-- Problem description --
Check each line of the data below for the word "this", then extract the ones that have it.

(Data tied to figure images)
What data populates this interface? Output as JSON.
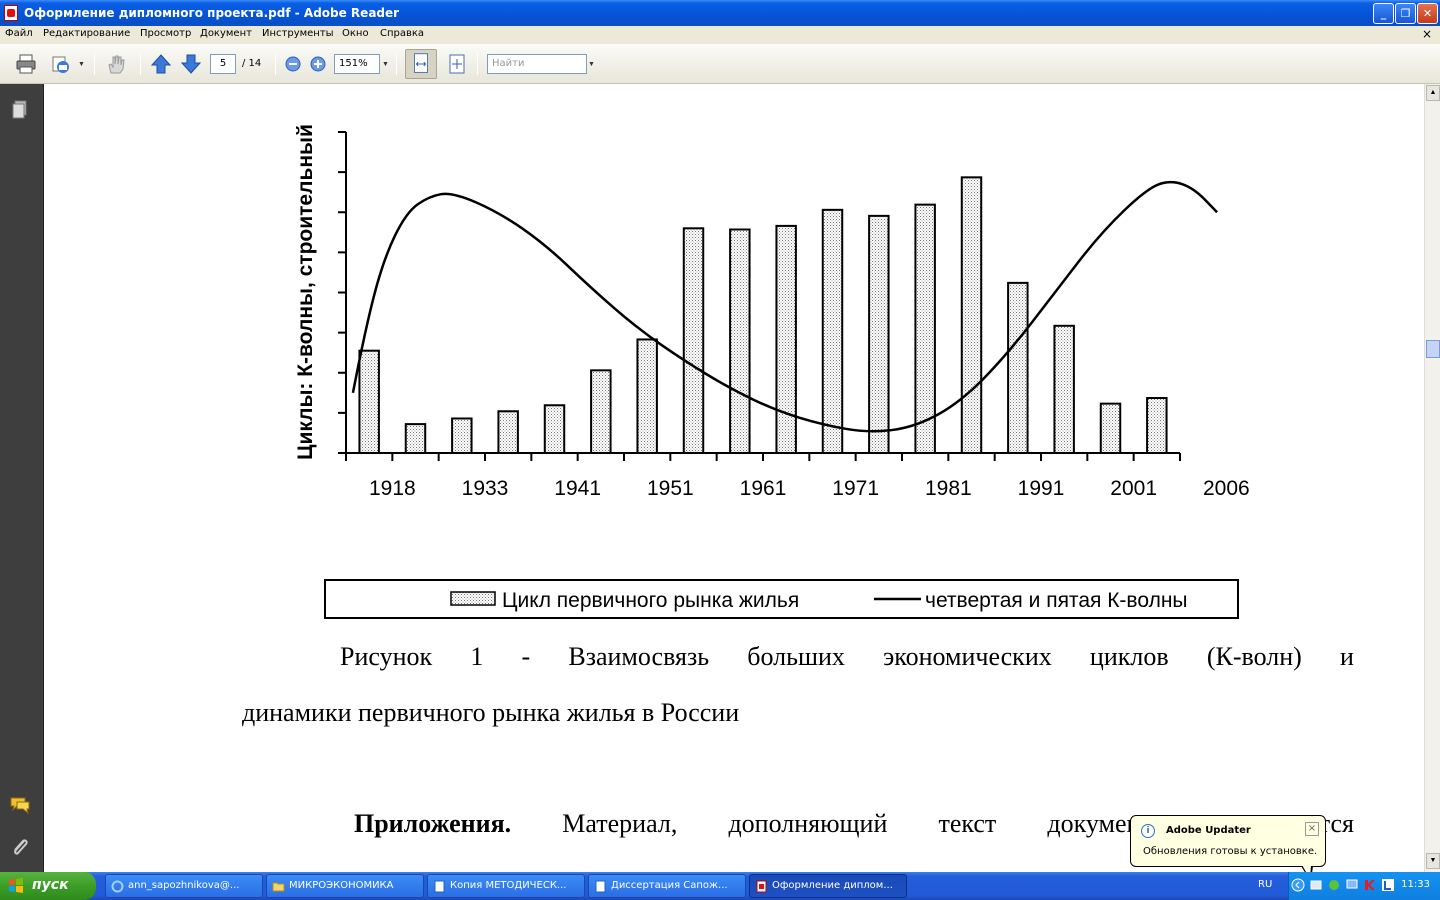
{
  "window": {
    "title": "Оформление дипломного проекта.pdf - Adobe Reader",
    "minimize_glyph": "_",
    "restore_glyph": "❐",
    "close_glyph": "✕"
  },
  "menu": {
    "items": [
      "Файл",
      "Редактирование",
      "Просмотр",
      "Документ",
      "Инструменты",
      "Окно",
      "Справка"
    ],
    "close_glyph": "×"
  },
  "toolbar": {
    "current_page": "5",
    "total_pages": "/ 14",
    "zoom": "151%",
    "search_placeholder": "Найти",
    "icons": [
      "print-icon",
      "email-icon",
      "hand-icon",
      "arrow-up-icon",
      "arrow-down-icon",
      "zoom-out-icon",
      "zoom-in-icon",
      "fit-width-icon",
      "fit-page-icon"
    ]
  },
  "document": {
    "caption_line1_words": [
      "Рисунок",
      "1",
      "-",
      "Взаимосвязь",
      "больших",
      "экономических",
      "циклов",
      "(К-волн)",
      "и"
    ],
    "caption_line2": "динамики первичного рынка жилья  в России",
    "appendix_bold": "Приложения.",
    "appendix_words": [
      "Материал,",
      "дополняющий",
      "текст",
      "документа,",
      "помещается"
    ]
  },
  "chart_data": {
    "type": "bar",
    "ylabel": "Циклы: К-волны, строительный",
    "xlabel": "",
    "x_tick_labels": [
      "1918",
      "1933",
      "1941",
      "1951",
      "1961",
      "1971",
      "1981",
      "1991",
      "2001",
      "2006"
    ],
    "ylim": [
      0,
      8
    ],
    "y_ticks": [
      0,
      1,
      2,
      3,
      4,
      5,
      6,
      7,
      8
    ],
    "series": [
      {
        "name": "Цикл первичного рынка жилья",
        "kind": "bar",
        "values": [
          2.55,
          0.72,
          0.86,
          1.04,
          1.19,
          2.06,
          2.83,
          5.6,
          5.57,
          5.66,
          6.06,
          5.91,
          6.19,
          6.87,
          4.24,
          3.17,
          1.23,
          1.37
        ]
      },
      {
        "name": "четвертая и пятая К-волны",
        "kind": "line",
        "points": [
          [
            0.15,
            1.5
          ],
          [
            0.4,
            3.0
          ],
          [
            0.8,
            4.8
          ],
          [
            1.3,
            6.0
          ],
          [
            1.8,
            6.4
          ],
          [
            2.3,
            6.5
          ],
          [
            3.3,
            6.0
          ],
          [
            4.3,
            5.2
          ],
          [
            5.3,
            4.1
          ],
          [
            6.3,
            3.1
          ],
          [
            7.3,
            2.3
          ],
          [
            8.3,
            1.6
          ],
          [
            9.3,
            1.05
          ],
          [
            10.3,
            0.7
          ],
          [
            11.3,
            0.5
          ],
          [
            12.3,
            0.65
          ],
          [
            13.3,
            1.3
          ],
          [
            14.3,
            2.5
          ],
          [
            15.3,
            4.0
          ],
          [
            16.3,
            5.5
          ],
          [
            17.3,
            6.6
          ],
          [
            17.8,
            6.8
          ],
          [
            18.3,
            6.6
          ],
          [
            18.8,
            6.0
          ]
        ]
      }
    ],
    "legend_position": "bottom",
    "grid": false
  },
  "balloon": {
    "title": "Adobe Updater",
    "text": "Обновления готовы к установке.",
    "close_glyph": "×"
  },
  "taskbar": {
    "start_label": "пуск",
    "tasks": [
      "ann_sapozhnikova@...",
      "МИКРОЭКОНОМИКА",
      "Копия МЕТОДИЧЕСК...",
      "Диссертация Сапож...",
      "Оформление диплом..."
    ],
    "language": "RU",
    "clock": "11:33"
  }
}
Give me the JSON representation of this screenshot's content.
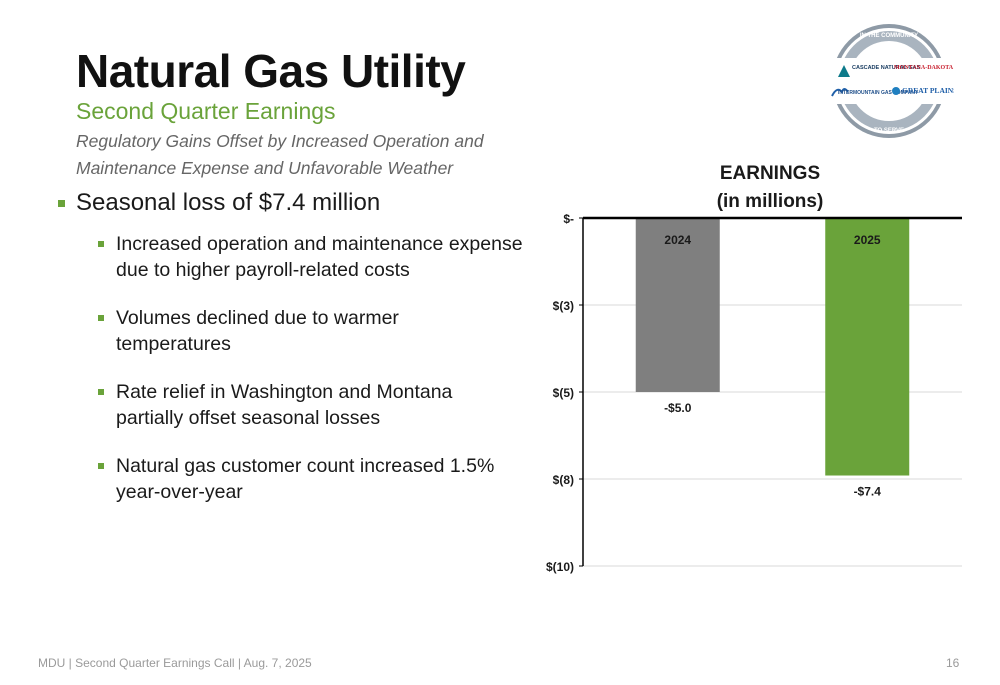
{
  "header": {
    "title": "Natural Gas Utility",
    "subtitle": "Second Quarter Earnings",
    "tagline_line1": "Regulatory Gains Offset by Increased Operation and",
    "tagline_line2": "Maintenance Expense and Unfavorable Weather"
  },
  "bullets": {
    "main": "Seasonal loss of $7.4 million",
    "sub": [
      {
        "line1": "Increased operation and maintenance expense",
        "line2": "due to higher payroll-related costs"
      },
      {
        "line1": "Volumes declined due to warmer",
        "line2": "temperatures"
      },
      {
        "line1": "Rate relief in Washington and Montana",
        "line2": "partially offset seasonal losses"
      },
      {
        "line1": "Natural gas customer count increased 1.5%",
        "line2": "year-over-year"
      }
    ]
  },
  "logo": {
    "ring_top": "IN THE COMMUNITY",
    "ring_bottom": "TO SERVE",
    "cascade": "CASCADE NATURAL GAS",
    "montana_dakota": "MONTANA-DAKOTA",
    "intermountain": "INTERMOUNTAIN GAS COMPANY",
    "great_plains": "GREAT PLAINS"
  },
  "chart_data": {
    "type": "bar",
    "title": "EARNINGS",
    "subtitle": "(in millions)",
    "categories": [
      "2024",
      "2025"
    ],
    "values": [
      -5.0,
      -7.4
    ],
    "value_labels": [
      "-$5.0",
      "-$7.4"
    ],
    "ylim": [
      -10,
      0
    ],
    "y_ticks": [
      0,
      -2.5,
      -5,
      -7.5,
      -10
    ],
    "y_tick_labels": [
      "$-",
      "$(3)",
      "$(5)",
      "$(8)",
      "$(10)"
    ],
    "colors": [
      "#7f7f7f",
      "#6aa33a"
    ],
    "grid": true
  },
  "footer": {
    "text": "MDU  |  Second Quarter Earnings Call  |  Aug. 7, 2025",
    "page": "16"
  }
}
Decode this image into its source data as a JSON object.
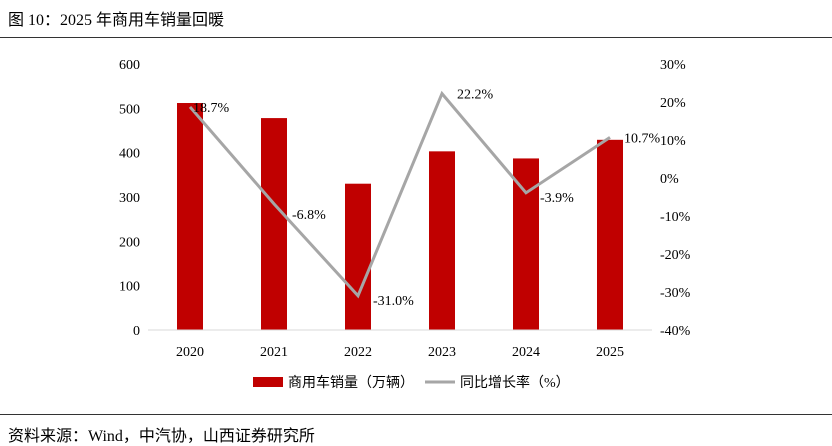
{
  "title": "图 10：2025 年商用车销量回暖",
  "source": "资料来源：Wind，中汽协，山西证券研究所",
  "chart_data": {
    "type": "bar",
    "title": "2025 年商用车销量回暖",
    "categories": [
      "2020",
      "2021",
      "2022",
      "2023",
      "2024",
      "2025"
    ],
    "series": [
      {
        "name": "商用车销量（万辆）",
        "type": "bar",
        "axis": "left",
        "color": "#C00000",
        "values": [
          512,
          478,
          330,
          403,
          387,
          429
        ]
      },
      {
        "name": "同比增长率（%）",
        "type": "line",
        "axis": "right",
        "color": "#A6A6A6",
        "values": [
          18.7,
          -6.8,
          -31.0,
          22.2,
          -3.9,
          10.7
        ],
        "labels": [
          "18.7%",
          "-6.8%",
          "-31.0%",
          "22.2%",
          "-3.9%",
          "10.7%"
        ]
      }
    ],
    "ylim": [
      0,
      600
    ],
    "yticks": [
      "0",
      "100",
      "200",
      "300",
      "400",
      "500",
      "600"
    ],
    "y2lim": [
      -40,
      30
    ],
    "y2ticks": [
      "-40%",
      "-30%",
      "-20%",
      "-10%",
      "0%",
      "10%",
      "20%",
      "30%"
    ],
    "legend": "bottom",
    "grid": false
  }
}
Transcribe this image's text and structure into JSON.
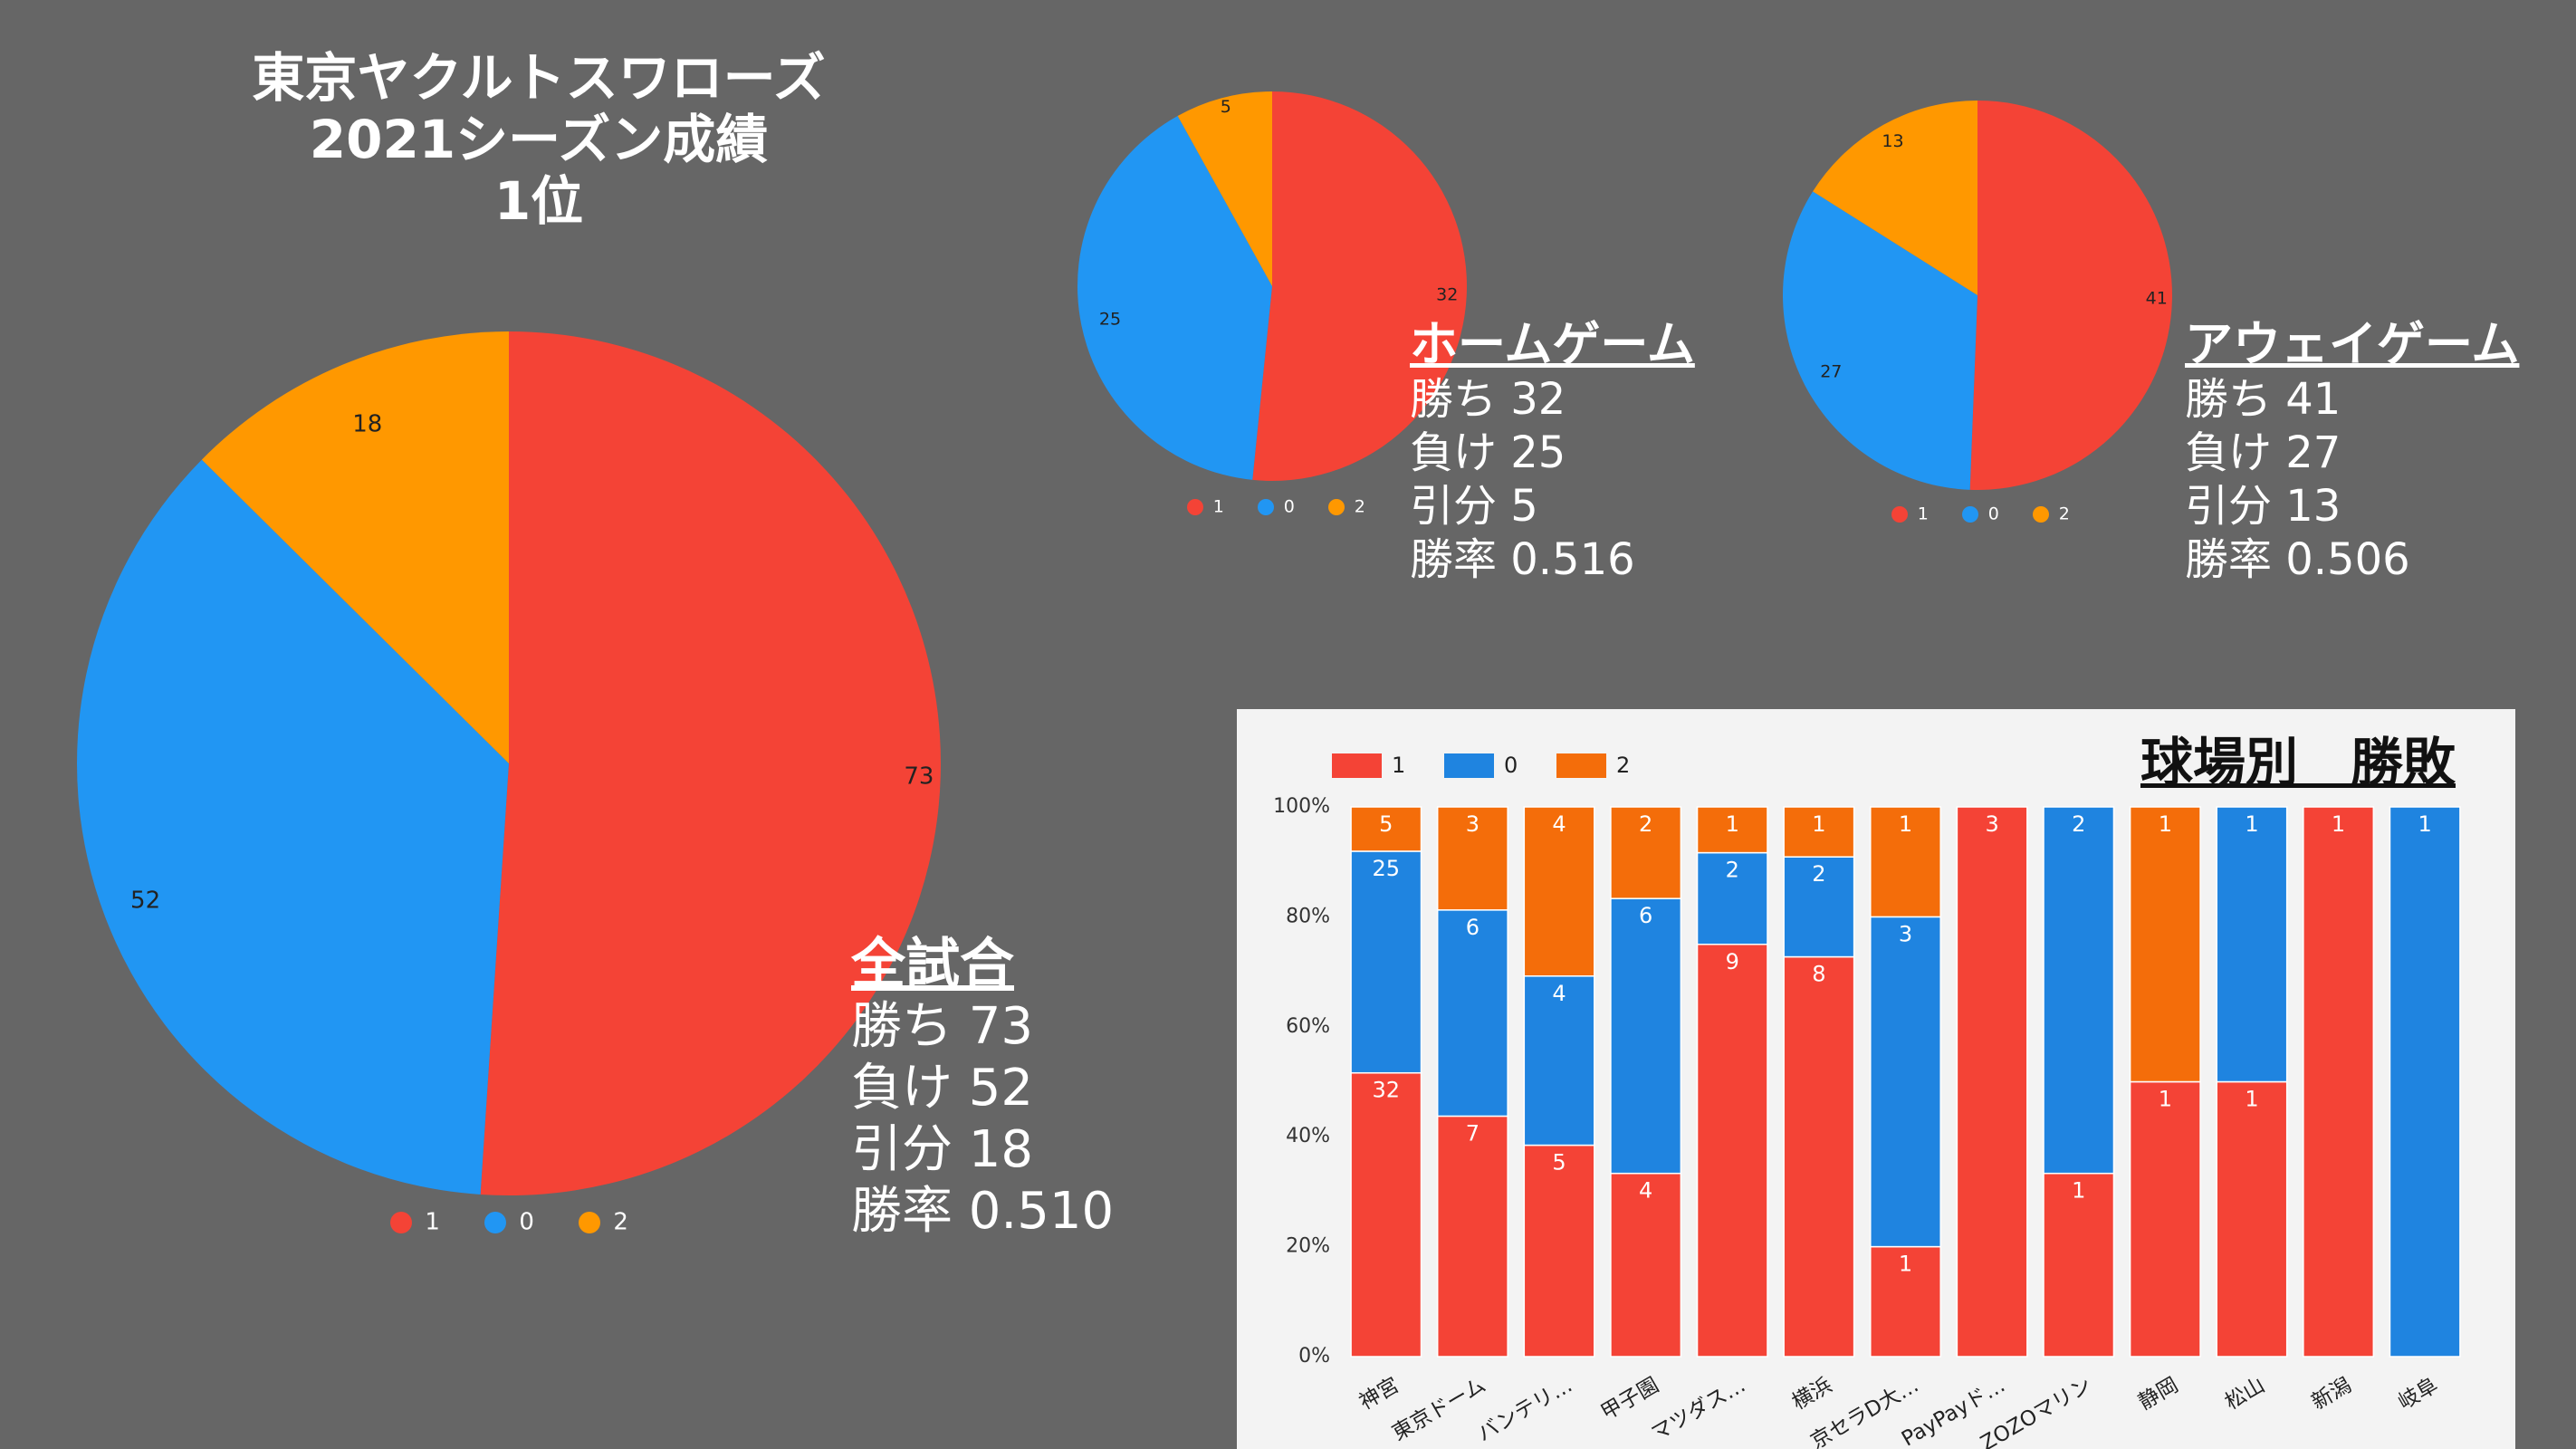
{
  "header": {
    "line1": "東京ヤクルトスワローズ",
    "line2": "2021シーズン成績",
    "line3": "1位"
  },
  "colors": {
    "win": "#f44336",
    "loss": "#2196f3",
    "draw": "#ff9800",
    "draw_bar": "#f46d0a",
    "bar_loss": "#1f84e0"
  },
  "stats": {
    "all": {
      "heading": "全試合",
      "win": "勝ち 73",
      "loss": "負け 52",
      "draw": "引分 18",
      "rate": "勝率 0.510"
    },
    "home": {
      "heading": "ホームゲーム",
      "win": "勝ち 32",
      "loss": "負け 25",
      "draw": "引分 5",
      "rate": "勝率 0.516"
    },
    "away": {
      "heading": "アウェイゲーム",
      "win": "勝ち 41",
      "loss": "負け 27",
      "draw": "引分 13",
      "rate": "勝率 0.506"
    }
  },
  "chart_data": [
    {
      "id": "all",
      "type": "pie",
      "categories": [
        "1",
        "0",
        "2"
      ],
      "values": [
        73,
        52,
        18
      ],
      "legend": "bottom"
    },
    {
      "id": "home",
      "type": "pie",
      "categories": [
        "1",
        "0",
        "2"
      ],
      "values": [
        32,
        25,
        5
      ],
      "legend": "bottom"
    },
    {
      "id": "away",
      "type": "pie",
      "categories": [
        "1",
        "0",
        "2"
      ],
      "values": [
        41,
        27,
        13
      ],
      "legend": "bottom"
    },
    {
      "id": "venues",
      "type": "bar",
      "stacked": "percent",
      "title": "球場別　勝敗",
      "categories": [
        "神宮",
        "東京ドーム",
        "バンテリ…",
        "甲子園",
        "マツダス…",
        "横浜",
        "京セラD大…",
        "PayPayド…",
        "ZOZOマリン",
        "静岡",
        "松山",
        "新潟",
        "岐阜"
      ],
      "series": [
        {
          "name": "1",
          "values": [
            32,
            7,
            5,
            4,
            9,
            8,
            1,
            3,
            1,
            1,
            1,
            1,
            0
          ]
        },
        {
          "name": "0",
          "values": [
            25,
            6,
            4,
            6,
            2,
            2,
            3,
            0,
            2,
            0,
            1,
            0,
            1
          ]
        },
        {
          "name": "2",
          "values": [
            5,
            3,
            4,
            2,
            1,
            1,
            1,
            0,
            0,
            1,
            0,
            0,
            0
          ]
        }
      ],
      "y_ticks": [
        "0%",
        "20%",
        "40%",
        "60%",
        "80%",
        "100%"
      ],
      "ylim": [
        0,
        100
      ],
      "legend": "top-left"
    }
  ]
}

-- Reply to the exercise --
What data populates this interface? Output as JSON.
Give me the JSON representation of this screenshot's content.
Decode this image into its source data as a JSON object.
Transcribe this image's text and structure into JSON.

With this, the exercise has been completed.